What the task requires = Copy every line of the following data that includes the string "Ctrl".

Exercise inputs =
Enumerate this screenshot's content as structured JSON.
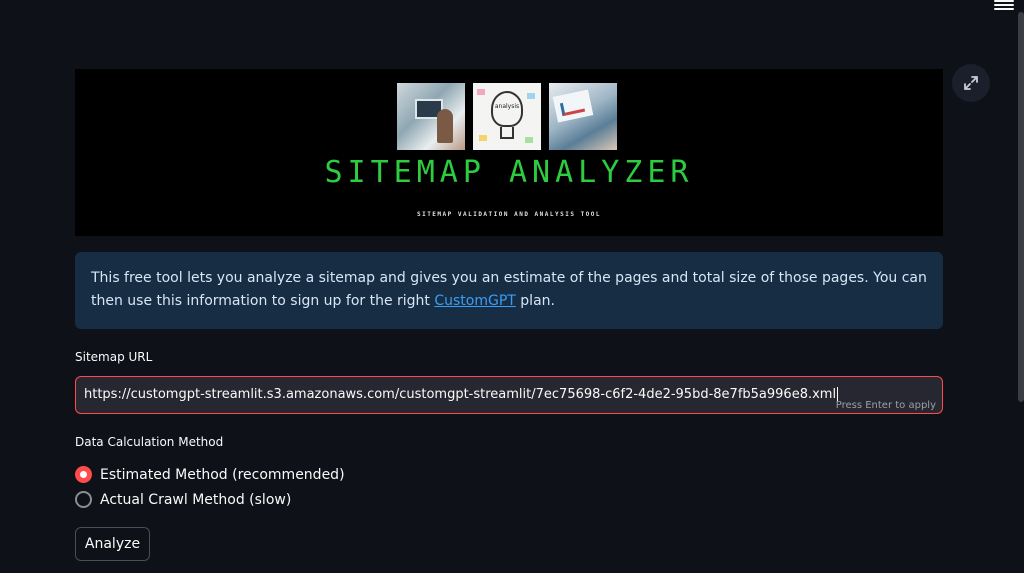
{
  "header": {
    "menu_icon": "hamburger-menu-icon"
  },
  "banner": {
    "title": "SITEMAP ANALYZER",
    "subtitle": "SITEMAP VALIDATION AND ANALYSIS TOOL",
    "bulb_text": "analysis",
    "title_color": "#2ecc40",
    "fullscreen_icon": "expand-icon"
  },
  "info": {
    "text_before": "This free tool lets you analyze a sitemap and gives you an estimate of the pages and total size of those pages. You can then use this information to sign up for the right ",
    "link_text": "CustomGPT",
    "text_after": " plan.",
    "background_color": "#172d43",
    "link_color": "#3d9df3"
  },
  "sitemap_input": {
    "label": "Sitemap URL",
    "value": "https://customgpt-streamlit.s3.amazonaws.com/customgpt-streamlit/7ec75698-c6f2-4de2-95bd-8e7fb5a996e8.xml",
    "hint": "Press Enter to apply",
    "border_color": "#ff4b4b"
  },
  "method": {
    "label": "Data Calculation Method",
    "options": [
      {
        "label": "Estimated Method (recommended)",
        "selected": true
      },
      {
        "label": "Actual Crawl Method (slow)",
        "selected": false
      }
    ],
    "accent_color": "#ff4b4b"
  },
  "actions": {
    "analyze_label": "Analyze"
  }
}
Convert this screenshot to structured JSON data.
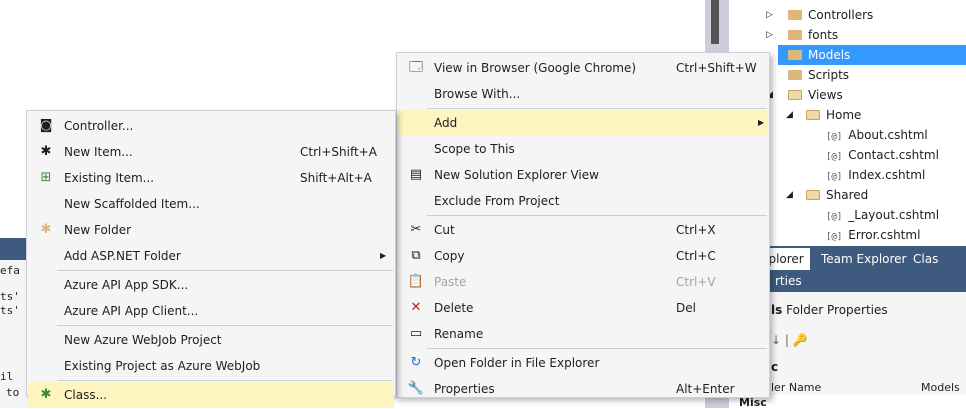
{
  "background": {
    "code_fragments": [
      "efa",
      "ts'",
      "ts'",
      "il",
      "to SosusudSchool"
    ]
  },
  "solution_explorer": {
    "items": [
      {
        "label": "Controllers",
        "type": "folder",
        "expander": "▷"
      },
      {
        "label": "fonts",
        "type": "folder",
        "expander": "▷"
      },
      {
        "label": "Models",
        "type": "folder",
        "expander": "",
        "selected": true
      },
      {
        "label": "Scripts",
        "type": "folder",
        "expander": ""
      },
      {
        "label": "Views",
        "type": "folder-open",
        "expander": "◢"
      },
      {
        "label": "Home",
        "type": "folder-open",
        "expander": "◢"
      },
      {
        "label": "About.cshtml",
        "type": "razor",
        "icon_text": "[@]"
      },
      {
        "label": "Contact.cshtml",
        "type": "razor",
        "icon_text": "[@]"
      },
      {
        "label": "Index.cshtml",
        "type": "razor",
        "icon_text": "[@]"
      },
      {
        "label": "Shared",
        "type": "folder-open",
        "expander": "◢"
      },
      {
        "label": "_Layout.cshtml",
        "type": "razor",
        "icon_text": "[@]"
      },
      {
        "label": "Error.cshtml",
        "type": "razor",
        "icon_text": "[@]"
      }
    ]
  },
  "panel_tabs": [
    "on Explorer",
    "Team Explorer",
    "Clas"
  ],
  "properties": {
    "header": "rties",
    "object_name": "ls",
    "object_type": "Folder Properties",
    "toolbar": "↓ | 🔑",
    "category": "c",
    "row_name": "ler Name",
    "row_value": "Models",
    "misc_label": "Misc"
  },
  "main_menu": {
    "items": [
      {
        "label": "View in Browser (Google Chrome)",
        "shortcut": "Ctrl+Shift+W",
        "icon": "browser-icon",
        "glyph": "🗔"
      },
      {
        "label": "Browse With...",
        "shortcut": "",
        "icon": "",
        "glyph": ""
      },
      {
        "label": "Add",
        "shortcut": "",
        "icon": "",
        "glyph": "",
        "submenu_arrow": "▶",
        "highlight": true
      },
      {
        "label": "Scope to This",
        "shortcut": "",
        "icon": "",
        "glyph": ""
      },
      {
        "label": "New Solution Explorer View",
        "shortcut": "",
        "icon": "solution-view-icon",
        "glyph": "▤"
      },
      {
        "label": "Exclude From Project",
        "shortcut": "",
        "icon": "",
        "glyph": ""
      },
      {
        "label": "Cut",
        "shortcut": "Ctrl+X",
        "icon": "cut-icon",
        "glyph": "✂"
      },
      {
        "label": "Copy",
        "shortcut": "Ctrl+C",
        "icon": "copy-icon",
        "glyph": "⧉"
      },
      {
        "label": "Paste",
        "shortcut": "Ctrl+V",
        "icon": "paste-icon",
        "glyph": "📋",
        "disabled": true
      },
      {
        "label": "Delete",
        "shortcut": "Del",
        "icon": "delete-icon",
        "glyph": "✕",
        "color": "#c51916"
      },
      {
        "label": "Rename",
        "shortcut": "",
        "icon": "rename-icon",
        "glyph": "▭"
      },
      {
        "label": "Open Folder in File Explorer",
        "shortcut": "",
        "icon": "refresh-icon",
        "glyph": "↻",
        "color": "#1e6fc7"
      },
      {
        "label": "Properties",
        "shortcut": "Alt+Enter",
        "icon": "wrench-icon",
        "glyph": "🔧"
      }
    ]
  },
  "add_submenu": {
    "items": [
      {
        "label": "Controller...",
        "shortcut": "",
        "icon": "controller-icon",
        "glyph": "◙"
      },
      {
        "label": "New Item...",
        "shortcut": "Ctrl+Shift+A",
        "icon": "new-item-icon",
        "glyph": "✱"
      },
      {
        "label": "Existing Item...",
        "shortcut": "Shift+Alt+A",
        "icon": "existing-item-icon",
        "glyph": "⊞",
        "color": "#388a34"
      },
      {
        "label": "New Scaffolded Item...",
        "shortcut": "",
        "icon": "",
        "glyph": ""
      },
      {
        "label": "New Folder",
        "shortcut": "",
        "icon": "new-folder-icon",
        "glyph": "✱",
        "color": "#dcb67a"
      },
      {
        "label": "Add ASP.NET Folder",
        "shortcut": "",
        "icon": "",
        "glyph": "",
        "submenu_arrow": "▶"
      },
      {
        "label": "Azure API App SDK...",
        "shortcut": "",
        "icon": "",
        "glyph": ""
      },
      {
        "label": "Azure API App Client...",
        "shortcut": "",
        "icon": "",
        "glyph": ""
      },
      {
        "label": "New Azure WebJob Project",
        "shortcut": "",
        "icon": "",
        "glyph": ""
      },
      {
        "label": "Existing Project as Azure WebJob",
        "shortcut": "",
        "icon": "",
        "glyph": ""
      },
      {
        "label": "Class...",
        "shortcut": "",
        "icon": "class-icon",
        "glyph": "✱",
        "color": "#388a34",
        "highlight": true
      }
    ]
  }
}
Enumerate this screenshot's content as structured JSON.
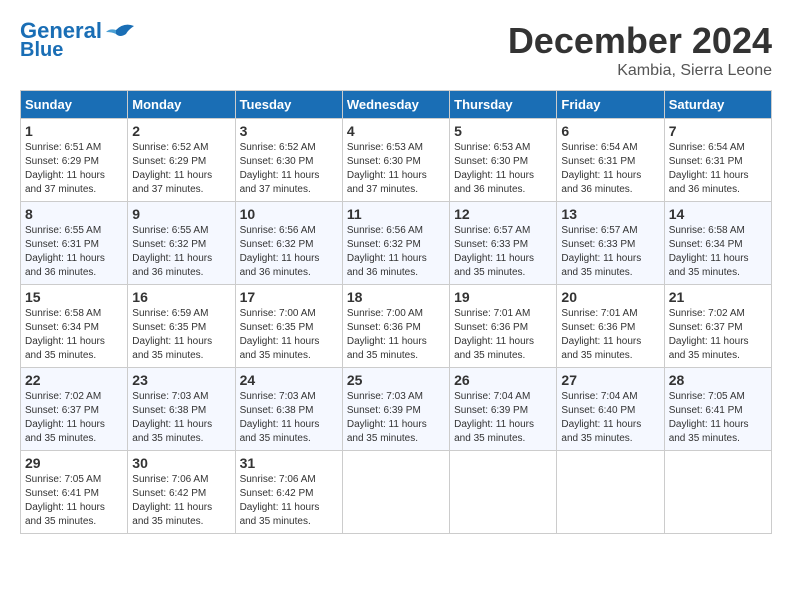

Solution for this task =
        "shortcut": "Ctrl+Shift+W",
        "shortcut": "Ctrl+X",
        "shortcut": "Ctrl+C",
        "shortcut": "Ctrl+V",
        "shortcut": "Ctrl+Shift+A",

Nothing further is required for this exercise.